Strings in Python

Strings are one of the most commonly used data types in Python. They represent text and come with a rich set of methods for manipulation. Whether you're processing user input, formatting output, or analyzing text data, understanding strings is essential.

What are Strings?

A string is a sequence of characters enclosed in quotes.

# Different ways to create strings
single = 'Hello'
double = "World"
triple_single = '''Multi-line
string'''
triple_double = """Another
multi-line"""

# Strings are immutable
text = "Python"
# text[0] = 'J'  # This would cause an error

print(type(text))  # <class 'str'>

String Creation

# Basic strings
name = "Alice"
message = 'Hello, World!'

# Multi-line strings
poem = """Roses are red,
Violets are blue,
Python is awesome,
And so are you!"""

# Empty string
empty = ""
empty2 = str()

# String with quotes inside
quote1 = "He said, 'Hello!'"
quote2 = 'She said, "Hi!"'
quote3 = "It's a beautiful day"
quote4 = 'The book "1984" is great'

# Escape characters
escaped = "Line 1\nLine 2\tTabbed"
path = "C:\\Users\\Documents"  # Double backslash

String Indexing and Slicing

text = "Python Programming"

# Indexing (0-based)
print(text[0])   # 'P'
print(text[7])   # 'P'
print(text[-1])  # 'g' (last character)
print(text[-2])  # 'n'

# Slicing [start:end]
print(text[0:6])    # 'Python'
print(text[7:18])   # 'Programming'
print(text[:6])     # 'Python' (from start)
print(text[7:])     # 'Programming' (to end)
print(text[:])      # Full string copy

# Slicing with step [start:end:step]
print(text[::2])    # Every 2nd character
print(text[::-1])   # Reverse string
print(text[0:10:2]) # 'Pto rga'

String Operations

# Concatenation
first = "Hello"
last = "World"
full = first + " " + last
print(full)  # "Hello World"

# Repetition
laugh = "Ha" * 3
print(laugh)  # "HaHaHa"

# Length
text = "Python"
print(len(text))  # 6

# Membership
if "Py" in text:
    print("Found!")

if "Java" not in text:
    print("Not found!")

String Methods - Case Conversion

text = "Python Programming"

# Change case
print(text.upper())       # "PYTHON PROGRAMMING"

» **MATERIAL SUPPLIED**:
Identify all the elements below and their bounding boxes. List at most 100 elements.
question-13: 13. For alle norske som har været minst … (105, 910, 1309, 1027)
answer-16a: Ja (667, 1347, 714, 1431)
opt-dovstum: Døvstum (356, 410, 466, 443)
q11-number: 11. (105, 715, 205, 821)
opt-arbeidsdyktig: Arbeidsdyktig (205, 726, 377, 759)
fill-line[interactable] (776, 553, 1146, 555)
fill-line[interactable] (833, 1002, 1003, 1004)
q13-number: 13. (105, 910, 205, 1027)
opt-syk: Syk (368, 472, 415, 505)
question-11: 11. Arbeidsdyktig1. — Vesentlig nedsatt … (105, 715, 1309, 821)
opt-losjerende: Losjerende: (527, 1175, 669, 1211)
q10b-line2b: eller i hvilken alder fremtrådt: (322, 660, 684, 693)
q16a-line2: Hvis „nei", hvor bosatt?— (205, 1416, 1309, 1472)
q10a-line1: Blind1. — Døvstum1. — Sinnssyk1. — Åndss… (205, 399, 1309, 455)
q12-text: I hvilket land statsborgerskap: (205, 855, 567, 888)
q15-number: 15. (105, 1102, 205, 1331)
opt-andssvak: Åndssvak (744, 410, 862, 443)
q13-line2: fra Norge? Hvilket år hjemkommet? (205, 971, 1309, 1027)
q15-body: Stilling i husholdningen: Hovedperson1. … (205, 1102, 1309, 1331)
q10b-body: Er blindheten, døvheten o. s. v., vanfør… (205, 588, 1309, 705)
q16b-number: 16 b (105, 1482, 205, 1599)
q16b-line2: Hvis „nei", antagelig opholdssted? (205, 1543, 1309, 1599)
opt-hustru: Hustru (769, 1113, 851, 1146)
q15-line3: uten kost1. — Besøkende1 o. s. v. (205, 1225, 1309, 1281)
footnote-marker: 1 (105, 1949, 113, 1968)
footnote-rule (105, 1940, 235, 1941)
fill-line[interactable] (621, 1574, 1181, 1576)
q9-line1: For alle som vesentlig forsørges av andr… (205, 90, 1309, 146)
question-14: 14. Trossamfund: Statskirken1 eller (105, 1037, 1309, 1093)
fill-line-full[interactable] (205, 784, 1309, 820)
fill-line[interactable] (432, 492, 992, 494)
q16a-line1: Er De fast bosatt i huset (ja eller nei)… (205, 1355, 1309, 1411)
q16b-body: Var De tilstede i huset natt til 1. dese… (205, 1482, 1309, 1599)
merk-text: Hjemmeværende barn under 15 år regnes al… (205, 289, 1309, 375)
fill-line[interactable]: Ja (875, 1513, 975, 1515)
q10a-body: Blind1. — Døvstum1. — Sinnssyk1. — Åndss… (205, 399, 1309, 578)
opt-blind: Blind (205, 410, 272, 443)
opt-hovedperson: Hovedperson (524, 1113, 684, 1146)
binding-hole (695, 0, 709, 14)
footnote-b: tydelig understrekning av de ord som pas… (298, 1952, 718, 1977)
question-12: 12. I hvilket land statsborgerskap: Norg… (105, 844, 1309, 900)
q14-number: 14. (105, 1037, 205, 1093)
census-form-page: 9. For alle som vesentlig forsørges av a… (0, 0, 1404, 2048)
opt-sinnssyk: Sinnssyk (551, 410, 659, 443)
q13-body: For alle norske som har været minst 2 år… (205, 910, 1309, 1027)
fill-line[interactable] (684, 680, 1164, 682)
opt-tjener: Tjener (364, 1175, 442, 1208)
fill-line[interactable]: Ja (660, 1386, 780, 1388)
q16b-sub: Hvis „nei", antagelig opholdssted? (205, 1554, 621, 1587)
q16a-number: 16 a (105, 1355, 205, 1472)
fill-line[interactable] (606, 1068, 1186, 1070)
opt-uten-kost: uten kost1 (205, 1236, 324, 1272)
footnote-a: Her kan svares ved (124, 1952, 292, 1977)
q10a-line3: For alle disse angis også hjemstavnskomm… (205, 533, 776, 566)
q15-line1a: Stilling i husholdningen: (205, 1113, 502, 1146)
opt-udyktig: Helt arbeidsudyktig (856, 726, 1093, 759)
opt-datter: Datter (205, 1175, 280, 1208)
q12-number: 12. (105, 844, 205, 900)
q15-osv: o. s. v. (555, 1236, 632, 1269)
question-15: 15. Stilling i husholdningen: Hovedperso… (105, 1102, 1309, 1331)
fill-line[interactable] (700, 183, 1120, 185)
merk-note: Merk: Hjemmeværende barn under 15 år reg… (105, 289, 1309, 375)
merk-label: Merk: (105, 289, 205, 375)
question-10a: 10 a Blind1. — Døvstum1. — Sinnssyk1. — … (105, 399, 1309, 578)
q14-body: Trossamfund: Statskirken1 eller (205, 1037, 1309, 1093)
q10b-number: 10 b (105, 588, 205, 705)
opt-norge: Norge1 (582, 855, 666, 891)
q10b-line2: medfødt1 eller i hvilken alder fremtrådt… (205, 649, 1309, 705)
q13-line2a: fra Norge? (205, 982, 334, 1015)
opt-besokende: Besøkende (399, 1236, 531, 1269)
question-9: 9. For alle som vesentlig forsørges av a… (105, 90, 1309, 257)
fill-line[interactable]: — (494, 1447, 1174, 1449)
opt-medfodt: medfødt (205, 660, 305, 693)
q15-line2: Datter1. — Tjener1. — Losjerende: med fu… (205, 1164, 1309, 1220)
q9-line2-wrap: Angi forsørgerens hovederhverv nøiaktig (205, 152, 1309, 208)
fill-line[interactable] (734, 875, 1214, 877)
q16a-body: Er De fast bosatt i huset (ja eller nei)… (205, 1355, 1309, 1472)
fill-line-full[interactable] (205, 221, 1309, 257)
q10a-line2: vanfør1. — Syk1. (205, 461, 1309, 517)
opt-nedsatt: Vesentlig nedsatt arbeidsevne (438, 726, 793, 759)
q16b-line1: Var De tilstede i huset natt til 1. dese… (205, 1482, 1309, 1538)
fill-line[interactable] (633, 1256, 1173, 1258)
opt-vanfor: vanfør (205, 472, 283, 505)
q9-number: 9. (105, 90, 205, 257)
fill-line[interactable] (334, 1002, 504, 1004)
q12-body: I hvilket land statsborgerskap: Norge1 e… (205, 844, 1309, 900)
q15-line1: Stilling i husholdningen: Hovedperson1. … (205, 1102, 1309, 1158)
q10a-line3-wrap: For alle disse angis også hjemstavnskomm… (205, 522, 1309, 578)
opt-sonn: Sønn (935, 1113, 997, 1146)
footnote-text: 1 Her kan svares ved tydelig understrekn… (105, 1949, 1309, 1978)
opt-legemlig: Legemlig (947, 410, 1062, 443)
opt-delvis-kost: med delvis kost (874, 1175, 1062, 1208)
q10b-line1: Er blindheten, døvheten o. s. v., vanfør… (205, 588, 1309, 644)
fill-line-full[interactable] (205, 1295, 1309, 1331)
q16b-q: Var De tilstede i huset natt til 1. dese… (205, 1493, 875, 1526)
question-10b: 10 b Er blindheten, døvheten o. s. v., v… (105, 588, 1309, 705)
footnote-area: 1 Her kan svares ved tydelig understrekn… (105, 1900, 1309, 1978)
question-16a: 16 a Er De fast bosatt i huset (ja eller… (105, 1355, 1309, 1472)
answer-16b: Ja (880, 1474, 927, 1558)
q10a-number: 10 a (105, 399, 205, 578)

» **WRITTEN PROBLEM A**: How does the Python strings tutorial define a string?
» **WRITTEN PROBLEM B**: Reproduce the Python strings tutorial from "Strings are one" up to and including "strings is essential.".
» **WRITTEN PROBLEM C**: Carry on the Python strings tutorial from the point where it stops.
The rows above come from a separate source.

» **WRITTEN REPLY A**: A string is a sequence of characters enclosed in quotes.

» **WRITTEN REPLY B**:
Strings are one of the most commonly used data types in Python. They represent text and come with a rich set of methods for manipulation. Whether you're processing user input, formatting output, or analyzing text data, understanding strings is essential.

» **WRITTEN REPLY C**:
print(text.lower())       # "python programming"
print(text.capitalize())  # "Python programming"
print(text.title())       # "Python Programming"
print(text.swapcase())    # "pYTHON pROGRAMMING"

# Check case
print("HELLO".isupper())  # True
print("hello".islower())  # True
print("Hello".istitle())  # True

String Methods - Searching

text = "Python is awesome. Python is powerful."

# Find substring
position = text.find("Python")
print(position)  # 0 (first occurrence)

last_pos = text.rfind("Python")
print(last_pos)  # 19 (last occurrence)

# find returns -1 if not found
pos = text.find("Java")
print(pos)  # -1

# Count occurrences
count = text.count("Python")
print(count)  # 2

count = text.count("is")
print(count)  # 2

# Check start/end
print(text.startswith("Python"))  # True
print(text.endswith("powerful.")) # True

# index() - like find() but raises exception if not found
pos = text.index("awesome")
print(pos)  # 10

String Methods - Modifying

text = "  Python Programming  "

# Strip whitespace
print(text.strip())   # "Python Programming"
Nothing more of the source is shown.